+++ RECORDS PROVIDED

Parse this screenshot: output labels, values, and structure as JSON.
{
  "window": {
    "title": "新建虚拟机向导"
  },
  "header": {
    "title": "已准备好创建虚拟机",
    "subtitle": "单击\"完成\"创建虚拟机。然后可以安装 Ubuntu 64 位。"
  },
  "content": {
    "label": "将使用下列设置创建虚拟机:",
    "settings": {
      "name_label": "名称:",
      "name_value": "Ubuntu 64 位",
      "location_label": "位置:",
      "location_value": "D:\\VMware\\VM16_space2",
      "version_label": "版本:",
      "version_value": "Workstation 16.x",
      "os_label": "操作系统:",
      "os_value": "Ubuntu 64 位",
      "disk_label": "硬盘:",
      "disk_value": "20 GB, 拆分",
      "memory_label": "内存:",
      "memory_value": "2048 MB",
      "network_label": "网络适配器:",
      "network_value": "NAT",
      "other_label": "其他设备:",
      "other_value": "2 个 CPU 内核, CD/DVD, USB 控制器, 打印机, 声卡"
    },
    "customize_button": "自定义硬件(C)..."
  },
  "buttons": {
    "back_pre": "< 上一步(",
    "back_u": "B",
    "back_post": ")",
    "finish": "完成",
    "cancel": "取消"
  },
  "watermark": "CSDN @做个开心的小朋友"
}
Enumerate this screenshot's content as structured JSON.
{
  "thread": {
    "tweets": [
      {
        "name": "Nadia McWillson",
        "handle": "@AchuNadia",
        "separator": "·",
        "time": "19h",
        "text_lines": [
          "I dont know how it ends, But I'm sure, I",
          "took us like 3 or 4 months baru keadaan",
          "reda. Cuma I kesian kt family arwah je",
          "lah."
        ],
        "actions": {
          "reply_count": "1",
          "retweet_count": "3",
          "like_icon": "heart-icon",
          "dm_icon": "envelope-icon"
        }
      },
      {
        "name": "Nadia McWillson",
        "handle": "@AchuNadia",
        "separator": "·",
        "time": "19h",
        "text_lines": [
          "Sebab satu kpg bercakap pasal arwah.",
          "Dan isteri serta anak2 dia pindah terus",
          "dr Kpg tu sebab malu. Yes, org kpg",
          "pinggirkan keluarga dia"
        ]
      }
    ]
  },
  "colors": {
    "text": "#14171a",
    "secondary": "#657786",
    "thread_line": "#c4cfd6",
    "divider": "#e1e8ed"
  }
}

++++++

• _EXERCISE DETAILS_: Copy out each line in the preceding records that contains "arwah".

• _TASK RESPONSE_:
          "reda. Cuma I kesian kt family arwah je",
          "Sebab satu kpg bercakap pasal arwah.",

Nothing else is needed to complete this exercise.